> Task requirements: Type out the data exactly as given. Skip any image.

> Collected data:
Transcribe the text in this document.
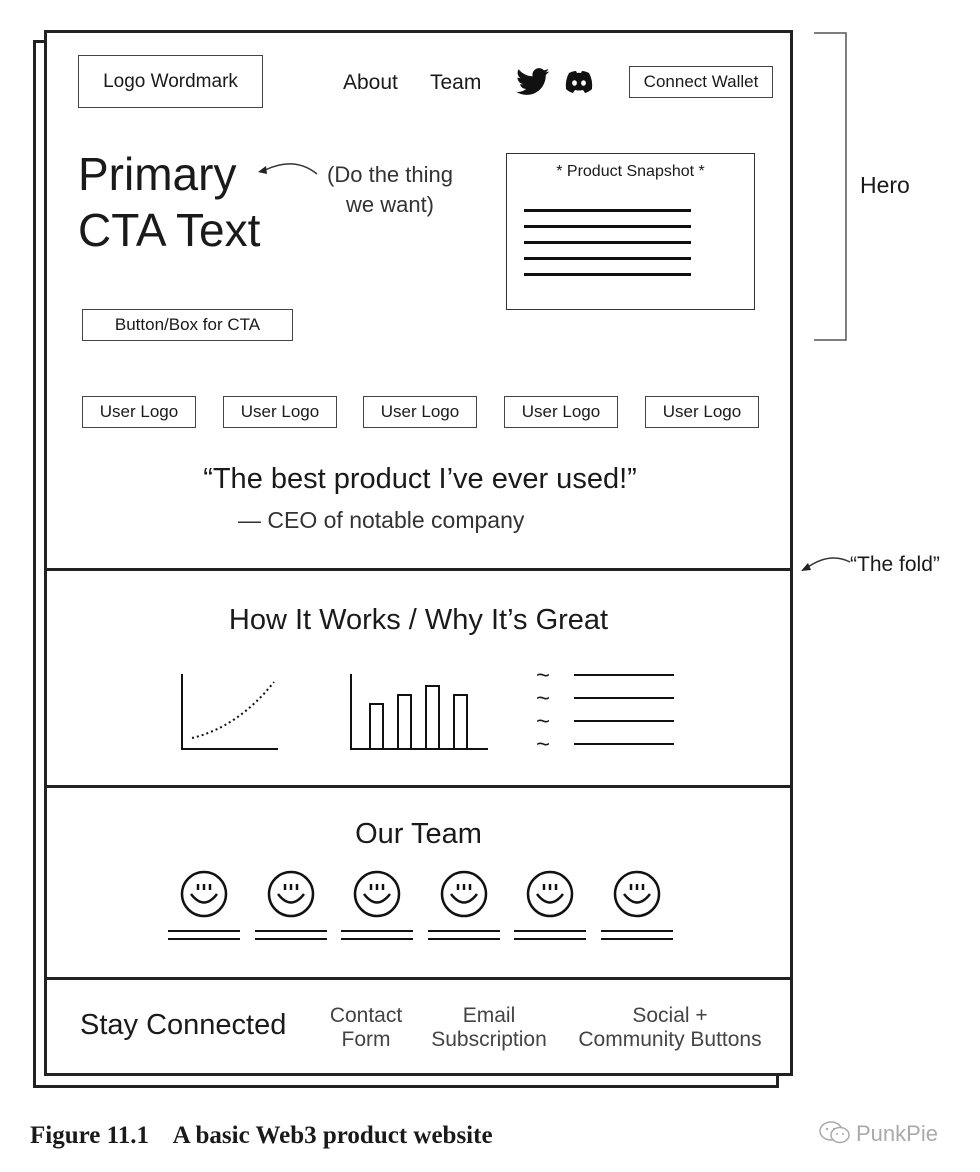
Logo Wordmark	About Team	Connect Wallet
Primary
CTA Text
(Do the thing
we want)
* Product Snapshot *
Button/Box for CTA
Hero
User Logo	User Logo	User Logo	User Logo	User Logo
“The best product I’ve ever used!”
— CEO of notable company
“The fold”
How It Works / Why It’s Great
~
~
~
~
Our Team
Stay Connected	Contact
Form
Email
Subscription
Social +
Community Buttons
Figure 11.1    A basic Web3 product website	PunkPie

> Output below:
Transcribe the text in this document.
Logo Wordmark	About Team	Connect Wallet
Primary
CTA Text
(Do the thing
we want)
* Product Snapshot *
Button/Box for CTA
Hero
User Logo	User Logo	User Logo	User Logo	User Logo
“The best product I’ve ever used!”
— CEO of notable company
“The fold”
How It Works / Why It’s Great
~
~
~
~
Our Team
Stay Connected	Contact
Form
Email
Subscription
Social +
Community Buttons
Figure 11.1    A basic Web3 product website	PunkPie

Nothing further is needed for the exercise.